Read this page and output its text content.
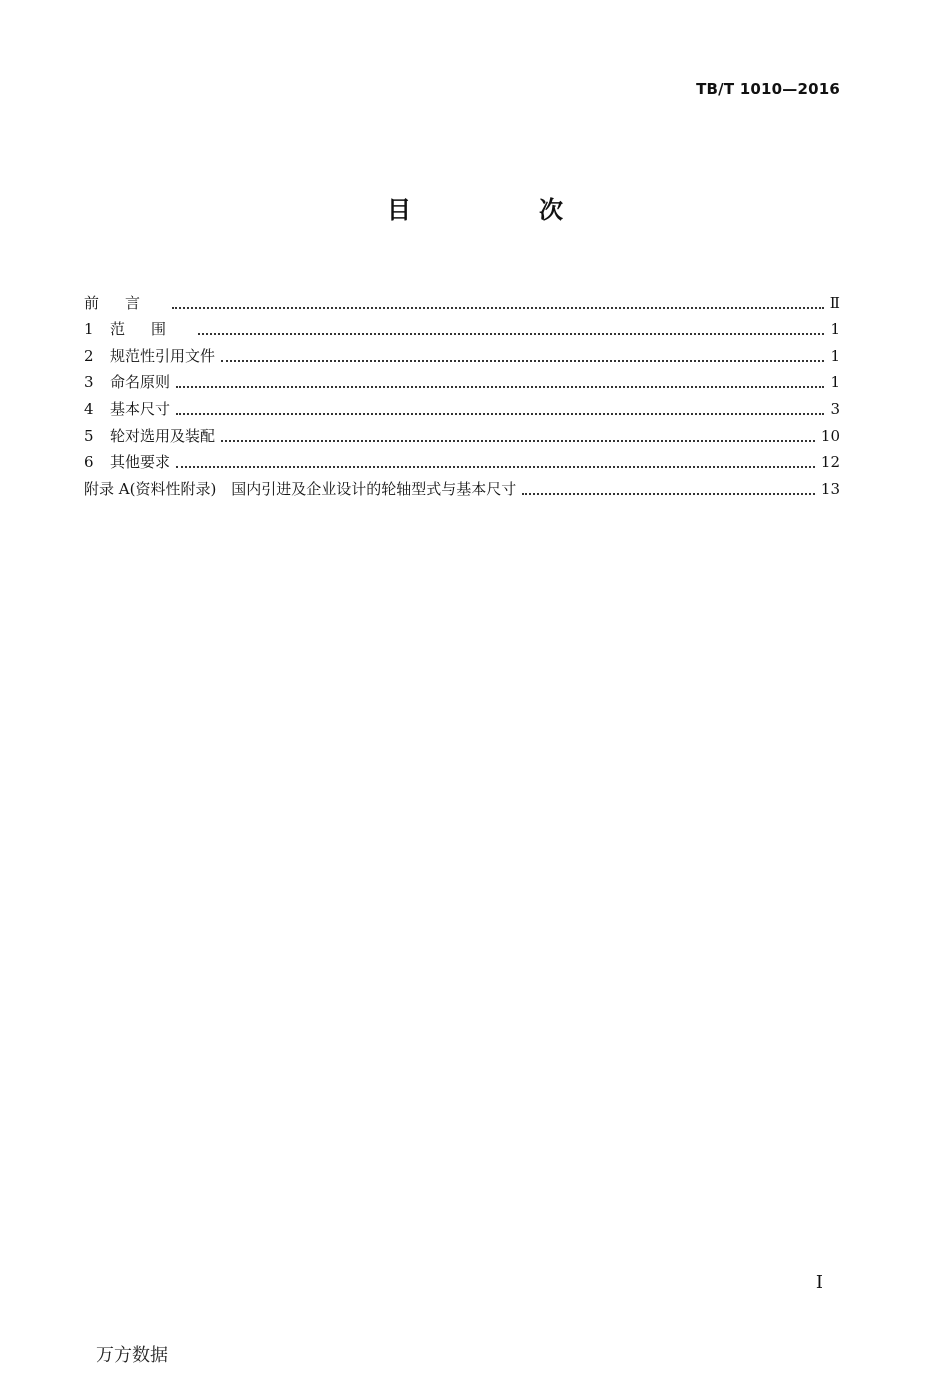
TB/T 1010—2016
目　次
前言	Ⅱ
1	范围	1
2	规范性引用文件	1
3	命名原则	1
4	基本尺寸	3
5	轮对选用及装配	10
6	其他要求	12
附录 A(资料性附录)　国内引进及企业设计的轮轴型式与基本尺寸	13
I
万方数据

◇ ◇ ◇ ◇ ◇ ◇ ◇

> [TO DO] Reproduce each line exactly, please, except for any pictures.

> [SOLUTION BELOW]
Read this page and output its text content.
TB/T 1010—2016
目　次
前言	Ⅱ
1	范围	1
2	规范性引用文件	1
3	命名原则	1
4	基本尺寸	3
5	轮对选用及装配	10
6	其他要求	12
附录 A(资料性附录)　国内引进及企业设计的轮轴型式与基本尺寸	13
I
万方数据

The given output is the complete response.